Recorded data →
++++++++++++++++++++

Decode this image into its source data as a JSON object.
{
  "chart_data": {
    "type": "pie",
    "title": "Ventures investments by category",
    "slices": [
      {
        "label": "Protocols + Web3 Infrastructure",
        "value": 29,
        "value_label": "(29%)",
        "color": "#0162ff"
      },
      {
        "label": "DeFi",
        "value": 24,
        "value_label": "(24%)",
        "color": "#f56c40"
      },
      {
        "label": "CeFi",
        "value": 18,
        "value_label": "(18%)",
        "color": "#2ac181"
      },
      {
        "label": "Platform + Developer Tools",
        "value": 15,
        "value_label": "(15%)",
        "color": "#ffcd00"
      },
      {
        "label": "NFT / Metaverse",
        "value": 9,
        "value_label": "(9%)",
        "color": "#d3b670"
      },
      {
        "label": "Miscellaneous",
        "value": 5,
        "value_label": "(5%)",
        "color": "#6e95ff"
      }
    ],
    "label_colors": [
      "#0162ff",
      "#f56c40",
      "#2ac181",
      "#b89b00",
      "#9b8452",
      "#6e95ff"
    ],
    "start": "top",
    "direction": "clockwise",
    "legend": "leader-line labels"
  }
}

++++++++++++++++++++

SHORT EXERCISE → Restate the whole listing exactly, leaving out nothing.

RESPONSE TO THIS EXERCISE →
Decode this image into its source data as a JSON object.
{
  "chart_data": {
    "type": "pie",
    "title": "Ventures investments by category",
    "slices": [
      {
        "label": "Protocols + Web3 Infrastructure",
        "value": 29,
        "value_label": "(29%)",
        "color": "#0162ff"
      },
      {
        "label": "DeFi",
        "value": 24,
        "value_label": "(24%)",
        "color": "#f56c40"
      },
      {
        "label": "CeFi",
        "value": 18,
        "value_label": "(18%)",
        "color": "#2ac181"
      },
      {
        "label": "Platform + Developer Tools",
        "value": 15,
        "value_label": "(15%)",
        "color": "#ffcd00"
      },
      {
        "label": "NFT / Metaverse",
        "value": 9,
        "value_label": "(9%)",
        "color": "#d3b670"
      },
      {
        "label": "Miscellaneous",
        "value": 5,
        "value_label": "(5%)",
        "color": "#6e95ff"
      }
    ],
    "label_colors": [
      "#0162ff",
      "#f56c40",
      "#2ac181",
      "#b89b00",
      "#9b8452",
      "#6e95ff"
    ],
    "start": "top",
    "direction": "clockwise",
    "legend": "leader-line labels"
  }
}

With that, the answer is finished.